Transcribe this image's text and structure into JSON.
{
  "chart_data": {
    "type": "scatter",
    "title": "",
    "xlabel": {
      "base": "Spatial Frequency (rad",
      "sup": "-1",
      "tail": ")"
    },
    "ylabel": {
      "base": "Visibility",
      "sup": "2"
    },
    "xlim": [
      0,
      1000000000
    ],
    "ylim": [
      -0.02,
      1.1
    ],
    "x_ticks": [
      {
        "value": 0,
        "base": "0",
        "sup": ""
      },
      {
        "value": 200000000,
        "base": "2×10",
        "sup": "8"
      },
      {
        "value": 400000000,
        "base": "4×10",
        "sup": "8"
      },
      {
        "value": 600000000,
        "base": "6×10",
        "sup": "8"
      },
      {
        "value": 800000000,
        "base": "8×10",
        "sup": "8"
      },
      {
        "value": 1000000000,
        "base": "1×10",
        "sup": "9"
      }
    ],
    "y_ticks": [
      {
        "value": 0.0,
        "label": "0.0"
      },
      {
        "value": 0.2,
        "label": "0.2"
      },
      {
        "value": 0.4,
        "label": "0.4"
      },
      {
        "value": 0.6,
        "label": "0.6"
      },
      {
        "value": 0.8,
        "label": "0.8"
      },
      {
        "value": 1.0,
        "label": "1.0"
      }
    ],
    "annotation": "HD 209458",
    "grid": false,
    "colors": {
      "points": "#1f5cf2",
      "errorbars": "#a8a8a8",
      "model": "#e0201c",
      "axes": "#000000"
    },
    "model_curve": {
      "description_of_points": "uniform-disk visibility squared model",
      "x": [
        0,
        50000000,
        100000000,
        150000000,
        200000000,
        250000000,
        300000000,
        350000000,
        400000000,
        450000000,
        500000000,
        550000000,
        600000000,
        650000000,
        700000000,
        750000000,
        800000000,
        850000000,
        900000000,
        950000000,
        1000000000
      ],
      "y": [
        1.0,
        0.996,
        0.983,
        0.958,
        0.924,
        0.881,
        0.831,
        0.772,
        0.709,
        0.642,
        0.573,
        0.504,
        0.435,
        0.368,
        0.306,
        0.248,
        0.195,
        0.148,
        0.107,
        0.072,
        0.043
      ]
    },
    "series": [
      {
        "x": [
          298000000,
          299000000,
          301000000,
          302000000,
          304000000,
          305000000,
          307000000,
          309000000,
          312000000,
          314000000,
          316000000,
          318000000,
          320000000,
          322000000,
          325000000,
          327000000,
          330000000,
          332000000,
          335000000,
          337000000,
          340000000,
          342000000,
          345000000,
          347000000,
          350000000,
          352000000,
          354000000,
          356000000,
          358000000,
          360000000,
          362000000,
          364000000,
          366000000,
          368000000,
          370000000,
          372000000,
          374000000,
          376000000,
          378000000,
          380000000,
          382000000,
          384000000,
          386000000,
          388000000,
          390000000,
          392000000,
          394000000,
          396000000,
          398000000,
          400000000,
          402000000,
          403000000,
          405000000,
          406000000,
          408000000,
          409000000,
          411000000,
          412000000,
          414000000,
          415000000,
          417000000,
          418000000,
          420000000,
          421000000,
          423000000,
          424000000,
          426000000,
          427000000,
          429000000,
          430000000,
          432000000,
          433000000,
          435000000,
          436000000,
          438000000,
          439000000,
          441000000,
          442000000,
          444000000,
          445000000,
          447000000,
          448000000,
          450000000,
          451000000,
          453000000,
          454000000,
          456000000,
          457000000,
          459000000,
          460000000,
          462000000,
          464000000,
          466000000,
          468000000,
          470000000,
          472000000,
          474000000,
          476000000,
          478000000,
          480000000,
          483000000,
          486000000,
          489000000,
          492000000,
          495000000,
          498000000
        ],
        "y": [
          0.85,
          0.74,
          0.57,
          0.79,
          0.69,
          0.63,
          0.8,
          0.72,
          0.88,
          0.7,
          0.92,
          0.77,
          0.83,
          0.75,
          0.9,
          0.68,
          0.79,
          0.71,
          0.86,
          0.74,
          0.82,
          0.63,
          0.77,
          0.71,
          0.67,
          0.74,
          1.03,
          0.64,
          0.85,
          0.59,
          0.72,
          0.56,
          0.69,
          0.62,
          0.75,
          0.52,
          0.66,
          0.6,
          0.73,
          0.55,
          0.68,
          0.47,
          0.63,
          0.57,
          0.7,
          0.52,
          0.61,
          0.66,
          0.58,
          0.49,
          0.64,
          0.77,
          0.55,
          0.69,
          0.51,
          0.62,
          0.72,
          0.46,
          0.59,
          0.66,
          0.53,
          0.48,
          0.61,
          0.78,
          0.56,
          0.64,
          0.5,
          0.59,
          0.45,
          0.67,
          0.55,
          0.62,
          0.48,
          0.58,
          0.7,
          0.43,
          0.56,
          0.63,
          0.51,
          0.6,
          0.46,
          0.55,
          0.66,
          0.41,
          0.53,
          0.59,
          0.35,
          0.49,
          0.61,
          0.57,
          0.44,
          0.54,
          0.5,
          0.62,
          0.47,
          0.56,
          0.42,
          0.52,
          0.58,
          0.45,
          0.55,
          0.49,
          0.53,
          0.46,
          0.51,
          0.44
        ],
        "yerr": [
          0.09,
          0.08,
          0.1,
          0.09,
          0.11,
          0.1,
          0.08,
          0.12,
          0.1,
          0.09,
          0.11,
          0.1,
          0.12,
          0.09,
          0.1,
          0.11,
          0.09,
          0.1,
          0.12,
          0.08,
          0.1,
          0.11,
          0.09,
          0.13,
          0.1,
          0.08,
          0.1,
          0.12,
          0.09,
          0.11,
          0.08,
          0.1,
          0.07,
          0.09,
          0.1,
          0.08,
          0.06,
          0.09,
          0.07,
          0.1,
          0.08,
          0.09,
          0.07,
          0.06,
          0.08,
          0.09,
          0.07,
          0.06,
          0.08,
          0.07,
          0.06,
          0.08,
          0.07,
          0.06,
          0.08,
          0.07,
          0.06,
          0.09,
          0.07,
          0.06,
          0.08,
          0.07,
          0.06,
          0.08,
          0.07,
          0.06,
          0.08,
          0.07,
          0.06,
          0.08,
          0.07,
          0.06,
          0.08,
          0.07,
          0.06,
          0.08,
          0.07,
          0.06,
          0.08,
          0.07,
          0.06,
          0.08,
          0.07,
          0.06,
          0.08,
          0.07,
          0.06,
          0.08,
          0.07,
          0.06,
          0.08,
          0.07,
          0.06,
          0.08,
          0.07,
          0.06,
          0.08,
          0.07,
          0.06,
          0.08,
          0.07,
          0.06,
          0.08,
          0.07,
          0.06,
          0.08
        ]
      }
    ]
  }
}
------------------------------------------------------------------------
**Challenge:**
Reproduce every record, matching each line exactly.

**Completed exercise:**
Transcribe this image's text and structure into JSON.
{
  "chart_data": {
    "type": "scatter",
    "title": "",
    "xlabel": {
      "base": "Spatial Frequency (rad",
      "sup": "-1",
      "tail": ")"
    },
    "ylabel": {
      "base": "Visibility",
      "sup": "2"
    },
    "xlim": [
      0,
      1000000000
    ],
    "ylim": [
      -0.02,
      1.1
    ],
    "x_ticks": [
      {
        "value": 0,
        "base": "0",
        "sup": ""
      },
      {
        "value": 200000000,
        "base": "2×10",
        "sup": "8"
      },
      {
        "value": 400000000,
        "base": "4×10",
        "sup": "8"
      },
      {
        "value": 600000000,
        "base": "6×10",
        "sup": "8"
      },
      {
        "value": 800000000,
        "base": "8×10",
        "sup": "8"
      },
      {
        "value": 1000000000,
        "base": "1×10",
        "sup": "9"
      }
    ],
    "y_ticks": [
      {
        "value": 0.0,
        "label": "0.0"
      },
      {
        "value": 0.2,
        "label": "0.2"
      },
      {
        "value": 0.4,
        "label": "0.4"
      },
      {
        "value": 0.6,
        "label": "0.6"
      },
      {
        "value": 0.8,
        "label": "0.8"
      },
      {
        "value": 1.0,
        "label": "1.0"
      }
    ],
    "annotation": "HD 209458",
    "grid": false,
    "colors": {
      "points": "#1f5cf2",
      "errorbars": "#a8a8a8",
      "model": "#e0201c",
      "axes": "#000000"
    },
    "model_curve": {
      "description_of_points": "uniform-disk visibility squared model",
      "x": [
        0,
        50000000,
        100000000,
        150000000,
        200000000,
        250000000,
        300000000,
        350000000,
        400000000,
        450000000,
        500000000,
        550000000,
        600000000,
        650000000,
        700000000,
        750000000,
        800000000,
        850000000,
        900000000,
        950000000,
        1000000000
      ],
      "y": [
        1.0,
        0.996,
        0.983,
        0.958,
        0.924,
        0.881,
        0.831,
        0.772,
        0.709,
        0.642,
        0.573,
        0.504,
        0.435,
        0.368,
        0.306,
        0.248,
        0.195,
        0.148,
        0.107,
        0.072,
        0.043
      ]
    },
    "series": [
      {
        "x": [
          298000000,
          299000000,
          301000000,
          302000000,
          304000000,
          305000000,
          307000000,
          309000000,
          312000000,
          314000000,
          316000000,
          318000000,
          320000000,
          322000000,
          325000000,
          327000000,
          330000000,
          332000000,
          335000000,
          337000000,
          340000000,
          342000000,
          345000000,
          347000000,
          350000000,
          352000000,
          354000000,
          356000000,
          358000000,
          360000000,
          362000000,
          364000000,
          366000000,
          368000000,
          370000000,
          372000000,
          374000000,
          376000000,
          378000000,
          380000000,
          382000000,
          384000000,
          386000000,
          388000000,
          390000000,
          392000000,
          394000000,
          396000000,
          398000000,
          400000000,
          402000000,
          403000000,
          405000000,
          406000000,
          408000000,
          409000000,
          411000000,
          412000000,
          414000000,
          415000000,
          417000000,
          418000000,
          420000000,
          421000000,
          423000000,
          424000000,
          426000000,
          427000000,
          429000000,
          430000000,
          432000000,
          433000000,
          435000000,
          436000000,
          438000000,
          439000000,
          441000000,
          442000000,
          444000000,
          445000000,
          447000000,
          448000000,
          450000000,
          451000000,
          453000000,
          454000000,
          456000000,
          457000000,
          459000000,
          460000000,
          462000000,
          464000000,
          466000000,
          468000000,
          470000000,
          472000000,
          474000000,
          476000000,
          478000000,
          480000000,
          483000000,
          486000000,
          489000000,
          492000000,
          495000000,
          498000000
        ],
        "y": [
          0.85,
          0.74,
          0.57,
          0.79,
          0.69,
          0.63,
          0.8,
          0.72,
          0.88,
          0.7,
          0.92,
          0.77,
          0.83,
          0.75,
          0.9,
          0.68,
          0.79,
          0.71,
          0.86,
          0.74,
          0.82,
          0.63,
          0.77,
          0.71,
          0.67,
          0.74,
          1.03,
          0.64,
          0.85,
          0.59,
          0.72,
          0.56,
          0.69,
          0.62,
          0.75,
          0.52,
          0.66,
          0.6,
          0.73,
          0.55,
          0.68,
          0.47,
          0.63,
          0.57,
          0.7,
          0.52,
          0.61,
          0.66,
          0.58,
          0.49,
          0.64,
          0.77,
          0.55,
          0.69,
          0.51,
          0.62,
          0.72,
          0.46,
          0.59,
          0.66,
          0.53,
          0.48,
          0.61,
          0.78,
          0.56,
          0.64,
          0.5,
          0.59,
          0.45,
          0.67,
          0.55,
          0.62,
          0.48,
          0.58,
          0.7,
          0.43,
          0.56,
          0.63,
          0.51,
          0.6,
          0.46,
          0.55,
          0.66,
          0.41,
          0.53,
          0.59,
          0.35,
          0.49,
          0.61,
          0.57,
          0.44,
          0.54,
          0.5,
          0.62,
          0.47,
          0.56,
          0.42,
          0.52,
          0.58,
          0.45,
          0.55,
          0.49,
          0.53,
          0.46,
          0.51,
          0.44
        ],
        "yerr": [
          0.09,
          0.08,
          0.1,
          0.09,
          0.11,
          0.1,
          0.08,
          0.12,
          0.1,
          0.09,
          0.11,
          0.1,
          0.12,
          0.09,
          0.1,
          0.11,
          0.09,
          0.1,
          0.12,
          0.08,
          0.1,
          0.11,
          0.09,
          0.13,
          0.1,
          0.08,
          0.1,
          0.12,
          0.09,
          0.11,
          0.08,
          0.1,
          0.07,
          0.09,
          0.1,
          0.08,
          0.06,
          0.09,
          0.07,
          0.1,
          0.08,
          0.09,
          0.07,
          0.06,
          0.08,
          0.09,
          0.07,
          0.06,
          0.08,
          0.07,
          0.06,
          0.08,
          0.07,
          0.06,
          0.08,
          0.07,
          0.06,
          0.09,
          0.07,
          0.06,
          0.08,
          0.07,
          0.06,
          0.08,
          0.07,
          0.06,
          0.08,
          0.07,
          0.06,
          0.08,
          0.07,
          0.06,
          0.08,
          0.07,
          0.06,
          0.08,
          0.07,
          0.06,
          0.08,
          0.07,
          0.06,
          0.08,
          0.07,
          0.06,
          0.08,
          0.07,
          0.06,
          0.08,
          0.07,
          0.06,
          0.08,
          0.07,
          0.06,
          0.08,
          0.07,
          0.06,
          0.08,
          0.07,
          0.06,
          0.08,
          0.07,
          0.06,
          0.08,
          0.07,
          0.06,
          0.08
        ]
      }
    ]
  }
}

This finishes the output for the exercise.